#### Stated exercise
A line counts if it contains the string "filter"; say how many such lines there are, giving only the number.
-- begin Records for this exercise --
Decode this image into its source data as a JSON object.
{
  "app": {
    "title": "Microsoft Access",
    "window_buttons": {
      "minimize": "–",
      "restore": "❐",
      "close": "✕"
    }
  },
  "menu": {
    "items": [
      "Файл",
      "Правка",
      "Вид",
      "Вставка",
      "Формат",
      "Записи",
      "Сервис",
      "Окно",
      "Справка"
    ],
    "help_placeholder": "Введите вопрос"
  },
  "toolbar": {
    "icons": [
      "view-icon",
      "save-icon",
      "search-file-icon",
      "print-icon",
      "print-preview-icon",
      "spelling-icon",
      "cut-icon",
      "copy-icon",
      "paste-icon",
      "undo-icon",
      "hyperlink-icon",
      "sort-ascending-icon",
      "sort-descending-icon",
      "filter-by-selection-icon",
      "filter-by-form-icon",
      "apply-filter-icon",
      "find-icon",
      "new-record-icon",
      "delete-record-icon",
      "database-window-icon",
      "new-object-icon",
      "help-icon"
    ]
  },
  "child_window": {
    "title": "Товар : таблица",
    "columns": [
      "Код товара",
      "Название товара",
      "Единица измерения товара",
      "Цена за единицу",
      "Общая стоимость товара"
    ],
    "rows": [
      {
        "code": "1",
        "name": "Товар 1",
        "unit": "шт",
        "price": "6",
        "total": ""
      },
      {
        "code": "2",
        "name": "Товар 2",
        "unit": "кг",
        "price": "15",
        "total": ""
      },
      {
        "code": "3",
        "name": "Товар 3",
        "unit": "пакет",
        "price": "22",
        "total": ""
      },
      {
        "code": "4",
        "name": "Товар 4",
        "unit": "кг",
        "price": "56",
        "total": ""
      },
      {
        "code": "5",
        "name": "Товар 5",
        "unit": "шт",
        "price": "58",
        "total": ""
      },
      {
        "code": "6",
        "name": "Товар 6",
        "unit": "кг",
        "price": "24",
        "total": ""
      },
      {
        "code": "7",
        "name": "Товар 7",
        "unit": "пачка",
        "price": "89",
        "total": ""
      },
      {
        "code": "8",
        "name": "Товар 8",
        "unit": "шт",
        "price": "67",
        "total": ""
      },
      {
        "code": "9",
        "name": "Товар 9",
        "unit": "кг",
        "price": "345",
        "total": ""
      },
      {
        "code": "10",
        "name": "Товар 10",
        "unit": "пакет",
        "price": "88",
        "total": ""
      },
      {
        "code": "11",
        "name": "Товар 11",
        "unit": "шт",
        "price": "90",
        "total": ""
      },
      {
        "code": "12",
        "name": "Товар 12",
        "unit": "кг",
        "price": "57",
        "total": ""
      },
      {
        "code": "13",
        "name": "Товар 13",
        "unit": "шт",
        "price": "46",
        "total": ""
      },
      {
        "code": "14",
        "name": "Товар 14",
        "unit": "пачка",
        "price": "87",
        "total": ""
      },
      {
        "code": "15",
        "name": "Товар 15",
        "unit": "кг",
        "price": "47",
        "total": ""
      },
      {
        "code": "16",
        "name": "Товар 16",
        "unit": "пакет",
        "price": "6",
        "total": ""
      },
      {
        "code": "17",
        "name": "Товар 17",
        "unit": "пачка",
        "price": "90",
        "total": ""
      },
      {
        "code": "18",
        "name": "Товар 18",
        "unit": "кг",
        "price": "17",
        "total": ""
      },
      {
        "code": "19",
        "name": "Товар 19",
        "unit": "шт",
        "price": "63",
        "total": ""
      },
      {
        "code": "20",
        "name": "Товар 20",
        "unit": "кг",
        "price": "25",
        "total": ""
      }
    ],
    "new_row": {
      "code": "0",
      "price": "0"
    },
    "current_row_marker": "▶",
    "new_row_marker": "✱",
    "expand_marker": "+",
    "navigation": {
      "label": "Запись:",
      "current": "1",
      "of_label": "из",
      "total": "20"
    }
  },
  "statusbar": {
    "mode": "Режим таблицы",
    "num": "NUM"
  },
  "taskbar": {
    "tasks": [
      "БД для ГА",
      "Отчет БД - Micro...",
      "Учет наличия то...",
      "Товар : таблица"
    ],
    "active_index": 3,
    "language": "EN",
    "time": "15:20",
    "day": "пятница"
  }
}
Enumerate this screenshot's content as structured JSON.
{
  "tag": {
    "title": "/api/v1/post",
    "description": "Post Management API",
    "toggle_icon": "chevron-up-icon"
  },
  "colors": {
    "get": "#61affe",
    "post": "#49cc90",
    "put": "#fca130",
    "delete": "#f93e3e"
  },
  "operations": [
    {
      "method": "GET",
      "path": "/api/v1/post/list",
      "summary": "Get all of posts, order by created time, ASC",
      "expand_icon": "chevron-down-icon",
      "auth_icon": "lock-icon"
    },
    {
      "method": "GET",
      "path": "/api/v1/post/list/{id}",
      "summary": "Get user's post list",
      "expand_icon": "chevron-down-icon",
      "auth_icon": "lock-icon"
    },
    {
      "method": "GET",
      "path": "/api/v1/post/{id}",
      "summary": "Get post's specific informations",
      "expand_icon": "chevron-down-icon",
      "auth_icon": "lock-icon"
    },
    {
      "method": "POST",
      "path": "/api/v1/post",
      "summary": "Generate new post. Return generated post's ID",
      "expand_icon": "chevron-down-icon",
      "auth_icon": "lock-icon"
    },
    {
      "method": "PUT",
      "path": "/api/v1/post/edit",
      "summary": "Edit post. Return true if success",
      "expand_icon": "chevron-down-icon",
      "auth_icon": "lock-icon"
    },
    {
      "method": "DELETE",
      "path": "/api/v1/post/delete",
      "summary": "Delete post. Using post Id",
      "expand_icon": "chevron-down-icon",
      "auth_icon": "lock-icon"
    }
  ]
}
-- end Records for this exercise --
#### Response for this exercise
3